Task details >>
Write out every entry exactly as given, but omit the pictures.

⟨

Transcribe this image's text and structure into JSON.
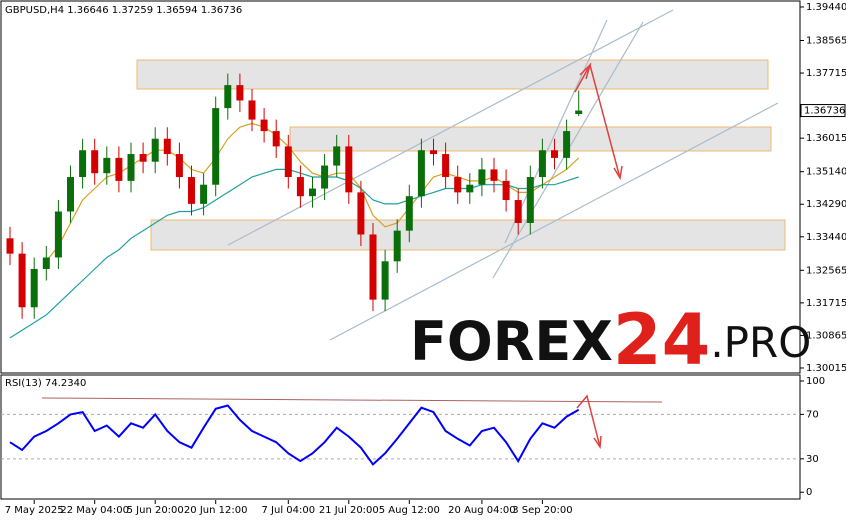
{
  "chart_data": [
    {
      "type": "candlestick",
      "title": "GBPUSD,H4  1.36646 1.37259 1.36594 1.36736",
      "categories": [
        null,
        null,
        "7 May 2025",
        null,
        null,
        null,
        null,
        "22 May 04:00",
        null,
        null,
        null,
        null,
        "5 Jun 20:00",
        null,
        null,
        null,
        null,
        "20 Jun 12:00",
        null,
        null,
        null,
        null,
        null,
        "7 Jul 04:00",
        null,
        null,
        null,
        null,
        "21 Jul 20:00",
        null,
        null,
        null,
        null,
        "5 Aug 12:00",
        null,
        null,
        null,
        null,
        null,
        "20 Aug 04:00",
        null,
        null,
        null,
        null,
        "3 Sep 20:00",
        null,
        null,
        null
      ],
      "open": [
        1.334,
        1.33,
        1.316,
        1.326,
        1.329,
        1.341,
        1.35,
        1.357,
        1.351,
        1.355,
        1.349,
        1.356,
        1.354,
        1.36,
        1.356,
        1.35,
        1.343,
        1.348,
        1.368,
        1.374,
        1.37,
        1.365,
        1.362,
        1.358,
        1.35,
        1.345,
        1.347,
        1.353,
        1.358,
        1.346,
        1.335,
        1.318,
        1.328,
        1.336,
        1.345,
        1.357,
        1.356,
        1.35,
        1.346,
        1.348,
        1.352,
        1.349,
        1.344,
        1.338,
        1.35,
        1.357,
        1.355,
        1.36646
      ],
      "high": [
        1.337,
        1.333,
        1.329,
        1.332,
        1.344,
        1.353,
        1.36,
        1.36,
        1.358,
        1.358,
        1.359,
        1.359,
        1.363,
        1.363,
        1.359,
        1.353,
        1.351,
        1.371,
        1.377,
        1.377,
        1.373,
        1.368,
        1.365,
        1.361,
        1.353,
        1.35,
        1.356,
        1.361,
        1.361,
        1.349,
        1.338,
        1.331,
        1.339,
        1.348,
        1.36,
        1.36,
        1.359,
        1.353,
        1.351,
        1.355,
        1.355,
        1.352,
        1.347,
        1.353,
        1.36,
        1.36,
        1.365,
        1.37259
      ],
      "low": [
        1.327,
        1.313,
        1.313,
        1.323,
        1.326,
        1.338,
        1.347,
        1.348,
        1.348,
        1.346,
        1.346,
        1.351,
        1.351,
        1.353,
        1.347,
        1.34,
        1.34,
        1.345,
        1.365,
        1.367,
        1.362,
        1.359,
        1.355,
        1.347,
        1.342,
        1.342,
        1.344,
        1.35,
        1.343,
        1.332,
        1.315,
        1.315,
        1.325,
        1.333,
        1.342,
        1.353,
        1.347,
        1.343,
        1.343,
        1.345,
        1.346,
        1.341,
        1.335,
        1.335,
        1.347,
        1.352,
        1.352,
        1.36594
      ],
      "close": [
        1.33,
        1.316,
        1.326,
        1.329,
        1.341,
        1.35,
        1.357,
        1.351,
        1.355,
        1.349,
        1.356,
        1.354,
        1.36,
        1.356,
        1.35,
        1.343,
        1.348,
        1.368,
        1.374,
        1.37,
        1.365,
        1.362,
        1.358,
        1.35,
        1.345,
        1.347,
        1.353,
        1.358,
        1.346,
        1.335,
        1.318,
        1.328,
        1.336,
        1.345,
        1.357,
        1.356,
        1.35,
        1.346,
        1.348,
        1.352,
        1.349,
        1.344,
        1.338,
        1.35,
        1.357,
        1.355,
        1.362,
        1.36736
      ],
      "up_color": "#0a6e0a",
      "down_color": "#d40000",
      "series": [
        {
          "color": "#d9a020",
          "values": [
            null,
            null,
            null,
            1.328,
            1.332,
            1.338,
            1.344,
            1.347,
            1.35,
            1.351,
            1.353,
            1.355,
            1.357,
            1.357,
            1.355,
            1.352,
            1.351,
            1.355,
            1.36,
            1.363,
            1.364,
            1.363,
            1.361,
            1.358,
            1.354,
            1.351,
            1.35,
            1.351,
            1.351,
            1.347,
            1.34,
            1.337,
            1.338,
            1.342,
            1.346,
            1.35,
            1.351,
            1.35,
            1.349,
            1.349,
            1.35,
            1.348,
            1.346,
            1.346,
            1.348,
            1.35,
            1.352,
            1.355
          ]
        },
        {
          "color": "#20a0a0",
          "values": [
            1.308,
            1.31,
            1.312,
            1.314,
            1.317,
            1.32,
            1.323,
            1.326,
            1.329,
            1.331,
            1.334,
            1.336,
            1.338,
            1.34,
            1.341,
            1.341,
            1.342,
            1.344,
            1.346,
            1.348,
            1.35,
            1.351,
            1.352,
            1.352,
            1.351,
            1.35,
            1.35,
            1.35,
            1.349,
            1.347,
            1.344,
            1.343,
            1.343,
            1.344,
            1.345,
            1.346,
            1.347,
            1.347,
            1.347,
            1.348,
            1.348,
            1.348,
            1.347,
            1.347,
            1.348,
            1.348,
            1.349,
            1.35
          ]
        }
      ],
      "ylim": [
        1.2991,
        1.3957
      ],
      "yticks": [
        {
          "value": 1.3944,
          "label": "1.39440"
        },
        {
          "value": 1.38565,
          "label": "1.38565"
        },
        {
          "value": 1.37715,
          "label": "1.37715"
        },
        {
          "value": 1.36015,
          "label": "1.36015"
        },
        {
          "value": 1.3514,
          "label": "1.35140"
        },
        {
          "value": 1.3429,
          "label": "1.34290"
        },
        {
          "value": 1.3344,
          "label": "1.33440"
        },
        {
          "value": 1.32565,
          "label": "1.32565"
        },
        {
          "value": 1.31715,
          "label": "1.31715"
        },
        {
          "value": 1.30865,
          "label": "1.30865"
        },
        {
          "value": 1.30015,
          "label": "1.30015"
        }
      ],
      "price_tag": {
        "value": 1.36736,
        "label": "1.36736"
      }
    },
    {
      "type": "line",
      "title": "RSI(13) 74.2340",
      "series": [
        {
          "color": "#0000ff",
          "values": [
            45,
            38,
            50,
            55,
            62,
            70,
            72,
            55,
            60,
            50,
            62,
            58,
            70,
            55,
            45,
            40,
            58,
            75,
            78,
            65,
            55,
            50,
            45,
            35,
            28,
            35,
            45,
            58,
            50,
            40,
            25,
            35,
            48,
            62,
            76,
            72,
            55,
            48,
            42,
            55,
            58,
            45,
            28,
            48,
            62,
            58,
            68,
            74.234
          ]
        }
      ],
      "ylim": [
        -7,
        105.4
      ],
      "yticks": [
        100,
        70,
        30,
        0
      ],
      "levels": [
        70,
        30
      ]
    }
  ],
  "watermark": [
    "FOREX",
    "24",
    ".PRO"
  ]
}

⟩

Task result >>
Transcribe this image's text and structure into JSON.
{
  "chart_data": [
    {
      "type": "candlestick",
      "title": "GBPUSD,H4  1.36646 1.37259 1.36594 1.36736",
      "categories": [
        null,
        null,
        "7 May 2025",
        null,
        null,
        null,
        null,
        "22 May 04:00",
        null,
        null,
        null,
        null,
        "5 Jun 20:00",
        null,
        null,
        null,
        null,
        "20 Jun 12:00",
        null,
        null,
        null,
        null,
        null,
        "7 Jul 04:00",
        null,
        null,
        null,
        null,
        "21 Jul 20:00",
        null,
        null,
        null,
        null,
        "5 Aug 12:00",
        null,
        null,
        null,
        null,
        null,
        "20 Aug 04:00",
        null,
        null,
        null,
        null,
        "3 Sep 20:00",
        null,
        null,
        null
      ],
      "open": [
        1.334,
        1.33,
        1.316,
        1.326,
        1.329,
        1.341,
        1.35,
        1.357,
        1.351,
        1.355,
        1.349,
        1.356,
        1.354,
        1.36,
        1.356,
        1.35,
        1.343,
        1.348,
        1.368,
        1.374,
        1.37,
        1.365,
        1.362,
        1.358,
        1.35,
        1.345,
        1.347,
        1.353,
        1.358,
        1.346,
        1.335,
        1.318,
        1.328,
        1.336,
        1.345,
        1.357,
        1.356,
        1.35,
        1.346,
        1.348,
        1.352,
        1.349,
        1.344,
        1.338,
        1.35,
        1.357,
        1.355,
        1.36646
      ],
      "high": [
        1.337,
        1.333,
        1.329,
        1.332,
        1.344,
        1.353,
        1.36,
        1.36,
        1.358,
        1.358,
        1.359,
        1.359,
        1.363,
        1.363,
        1.359,
        1.353,
        1.351,
        1.371,
        1.377,
        1.377,
        1.373,
        1.368,
        1.365,
        1.361,
        1.353,
        1.35,
        1.356,
        1.361,
        1.361,
        1.349,
        1.338,
        1.331,
        1.339,
        1.348,
        1.36,
        1.36,
        1.359,
        1.353,
        1.351,
        1.355,
        1.355,
        1.352,
        1.347,
        1.353,
        1.36,
        1.36,
        1.365,
        1.37259
      ],
      "low": [
        1.327,
        1.313,
        1.313,
        1.323,
        1.326,
        1.338,
        1.347,
        1.348,
        1.348,
        1.346,
        1.346,
        1.351,
        1.351,
        1.353,
        1.347,
        1.34,
        1.34,
        1.345,
        1.365,
        1.367,
        1.362,
        1.359,
        1.355,
        1.347,
        1.342,
        1.342,
        1.344,
        1.35,
        1.343,
        1.332,
        1.315,
        1.315,
        1.325,
        1.333,
        1.342,
        1.353,
        1.347,
        1.343,
        1.343,
        1.345,
        1.346,
        1.341,
        1.335,
        1.335,
        1.347,
        1.352,
        1.352,
        1.36594
      ],
      "close": [
        1.33,
        1.316,
        1.326,
        1.329,
        1.341,
        1.35,
        1.357,
        1.351,
        1.355,
        1.349,
        1.356,
        1.354,
        1.36,
        1.356,
        1.35,
        1.343,
        1.348,
        1.368,
        1.374,
        1.37,
        1.365,
        1.362,
        1.358,
        1.35,
        1.345,
        1.347,
        1.353,
        1.358,
        1.346,
        1.335,
        1.318,
        1.328,
        1.336,
        1.345,
        1.357,
        1.356,
        1.35,
        1.346,
        1.348,
        1.352,
        1.349,
        1.344,
        1.338,
        1.35,
        1.357,
        1.355,
        1.362,
        1.36736
      ],
      "up_color": "#0a6e0a",
      "down_color": "#d40000",
      "series": [
        {
          "color": "#d9a020",
          "values": [
            null,
            null,
            null,
            1.328,
            1.332,
            1.338,
            1.344,
            1.347,
            1.35,
            1.351,
            1.353,
            1.355,
            1.357,
            1.357,
            1.355,
            1.352,
            1.351,
            1.355,
            1.36,
            1.363,
            1.364,
            1.363,
            1.361,
            1.358,
            1.354,
            1.351,
            1.35,
            1.351,
            1.351,
            1.347,
            1.34,
            1.337,
            1.338,
            1.342,
            1.346,
            1.35,
            1.351,
            1.35,
            1.349,
            1.349,
            1.35,
            1.348,
            1.346,
            1.346,
            1.348,
            1.35,
            1.352,
            1.355
          ]
        },
        {
          "color": "#20a0a0",
          "values": [
            1.308,
            1.31,
            1.312,
            1.314,
            1.317,
            1.32,
            1.323,
            1.326,
            1.329,
            1.331,
            1.334,
            1.336,
            1.338,
            1.34,
            1.341,
            1.341,
            1.342,
            1.344,
            1.346,
            1.348,
            1.35,
            1.351,
            1.352,
            1.352,
            1.351,
            1.35,
            1.35,
            1.35,
            1.349,
            1.347,
            1.344,
            1.343,
            1.343,
            1.344,
            1.345,
            1.346,
            1.347,
            1.347,
            1.347,
            1.348,
            1.348,
            1.348,
            1.347,
            1.347,
            1.348,
            1.348,
            1.349,
            1.35
          ]
        }
      ],
      "ylim": [
        1.2991,
        1.3957
      ],
      "yticks": [
        {
          "value": 1.3944,
          "label": "1.39440"
        },
        {
          "value": 1.38565,
          "label": "1.38565"
        },
        {
          "value": 1.37715,
          "label": "1.37715"
        },
        {
          "value": 1.36015,
          "label": "1.36015"
        },
        {
          "value": 1.3514,
          "label": "1.35140"
        },
        {
          "value": 1.3429,
          "label": "1.34290"
        },
        {
          "value": 1.3344,
          "label": "1.33440"
        },
        {
          "value": 1.32565,
          "label": "1.32565"
        },
        {
          "value": 1.31715,
          "label": "1.31715"
        },
        {
          "value": 1.30865,
          "label": "1.30865"
        },
        {
          "value": 1.30015,
          "label": "1.30015"
        }
      ],
      "price_tag": {
        "value": 1.36736,
        "label": "1.36736"
      }
    },
    {
      "type": "line",
      "title": "RSI(13) 74.2340",
      "series": [
        {
          "color": "#0000ff",
          "values": [
            45,
            38,
            50,
            55,
            62,
            70,
            72,
            55,
            60,
            50,
            62,
            58,
            70,
            55,
            45,
            40,
            58,
            75,
            78,
            65,
            55,
            50,
            45,
            35,
            28,
            35,
            45,
            58,
            50,
            40,
            25,
            35,
            48,
            62,
            76,
            72,
            55,
            48,
            42,
            55,
            58,
            45,
            28,
            48,
            62,
            58,
            68,
            74.234
          ]
        }
      ],
      "ylim": [
        -7,
        105.4
      ],
      "yticks": [
        100,
        70,
        30,
        0
      ],
      "levels": [
        70,
        30
      ]
    }
  ],
  "watermark": [
    "FOREX",
    "24",
    ".PRO"
  ]
}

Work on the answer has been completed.